Exercise brief: Provide an exact copy of the data, excluding the images.

Record list:
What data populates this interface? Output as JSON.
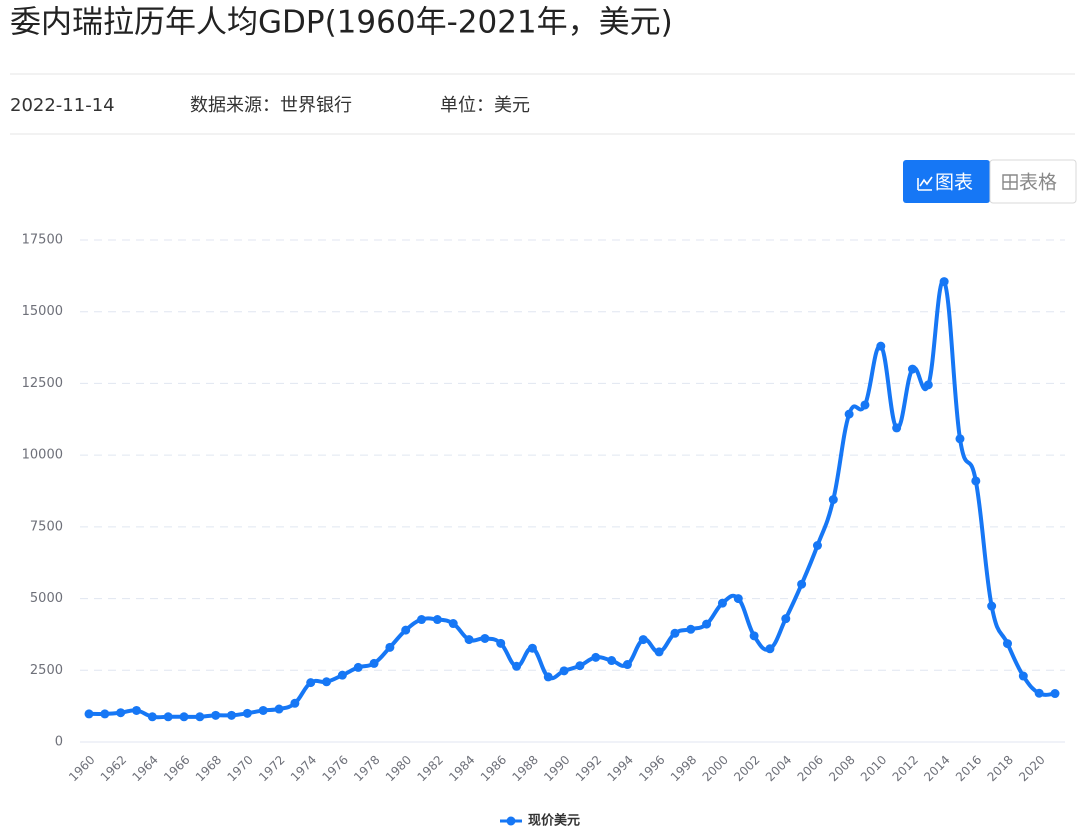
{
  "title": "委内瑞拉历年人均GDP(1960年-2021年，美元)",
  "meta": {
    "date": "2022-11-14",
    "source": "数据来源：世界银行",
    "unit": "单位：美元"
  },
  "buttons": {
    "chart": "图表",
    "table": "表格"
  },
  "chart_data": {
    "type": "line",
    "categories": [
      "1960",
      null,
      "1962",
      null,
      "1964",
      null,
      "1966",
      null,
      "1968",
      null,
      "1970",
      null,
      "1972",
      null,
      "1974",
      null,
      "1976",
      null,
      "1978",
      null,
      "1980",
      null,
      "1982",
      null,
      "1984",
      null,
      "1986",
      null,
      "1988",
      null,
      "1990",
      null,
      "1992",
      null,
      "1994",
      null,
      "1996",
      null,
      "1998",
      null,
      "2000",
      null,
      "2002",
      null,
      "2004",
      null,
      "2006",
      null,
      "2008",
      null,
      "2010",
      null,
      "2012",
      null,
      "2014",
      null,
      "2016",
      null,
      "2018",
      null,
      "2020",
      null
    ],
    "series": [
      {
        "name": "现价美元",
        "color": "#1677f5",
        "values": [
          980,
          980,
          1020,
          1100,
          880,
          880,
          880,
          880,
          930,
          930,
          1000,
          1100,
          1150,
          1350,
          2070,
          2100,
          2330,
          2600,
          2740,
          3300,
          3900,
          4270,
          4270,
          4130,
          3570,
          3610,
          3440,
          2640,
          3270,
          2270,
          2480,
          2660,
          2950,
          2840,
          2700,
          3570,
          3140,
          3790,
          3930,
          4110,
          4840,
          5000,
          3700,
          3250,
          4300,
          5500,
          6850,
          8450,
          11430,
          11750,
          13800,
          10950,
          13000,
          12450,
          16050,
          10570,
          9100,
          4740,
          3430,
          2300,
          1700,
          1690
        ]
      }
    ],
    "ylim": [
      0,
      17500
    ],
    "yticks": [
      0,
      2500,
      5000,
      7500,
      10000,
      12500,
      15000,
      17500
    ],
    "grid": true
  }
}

Response to this exercise:
What data populates this interface? Output as JSON.
{
  "title": "委内瑞拉历年人均GDP(1960年-2021年，美元)",
  "meta": {
    "date": "2022-11-14",
    "source": "数据来源：世界银行",
    "unit": "单位：美元"
  },
  "buttons": {
    "chart": "图表",
    "table": "表格"
  },
  "chart_data": {
    "type": "line",
    "categories": [
      "1960",
      null,
      "1962",
      null,
      "1964",
      null,
      "1966",
      null,
      "1968",
      null,
      "1970",
      null,
      "1972",
      null,
      "1974",
      null,
      "1976",
      null,
      "1978",
      null,
      "1980",
      null,
      "1982",
      null,
      "1984",
      null,
      "1986",
      null,
      "1988",
      null,
      "1990",
      null,
      "1992",
      null,
      "1994",
      null,
      "1996",
      null,
      "1998",
      null,
      "2000",
      null,
      "2002",
      null,
      "2004",
      null,
      "2006",
      null,
      "2008",
      null,
      "2010",
      null,
      "2012",
      null,
      "2014",
      null,
      "2016",
      null,
      "2018",
      null,
      "2020",
      null
    ],
    "series": [
      {
        "name": "现价美元",
        "color": "#1677f5",
        "values": [
          980,
          980,
          1020,
          1100,
          880,
          880,
          880,
          880,
          930,
          930,
          1000,
          1100,
          1150,
          1350,
          2070,
          2100,
          2330,
          2600,
          2740,
          3300,
          3900,
          4270,
          4270,
          4130,
          3570,
          3610,
          3440,
          2640,
          3270,
          2270,
          2480,
          2660,
          2950,
          2840,
          2700,
          3570,
          3140,
          3790,
          3930,
          4110,
          4840,
          5000,
          3700,
          3250,
          4300,
          5500,
          6850,
          8450,
          11430,
          11750,
          13800,
          10950,
          13000,
          12450,
          16050,
          10570,
          9100,
          4740,
          3430,
          2300,
          1700,
          1690
        ]
      }
    ],
    "ylim": [
      0,
      17500
    ],
    "yticks": [
      0,
      2500,
      5000,
      7500,
      10000,
      12500,
      15000,
      17500
    ],
    "grid": true
  }
}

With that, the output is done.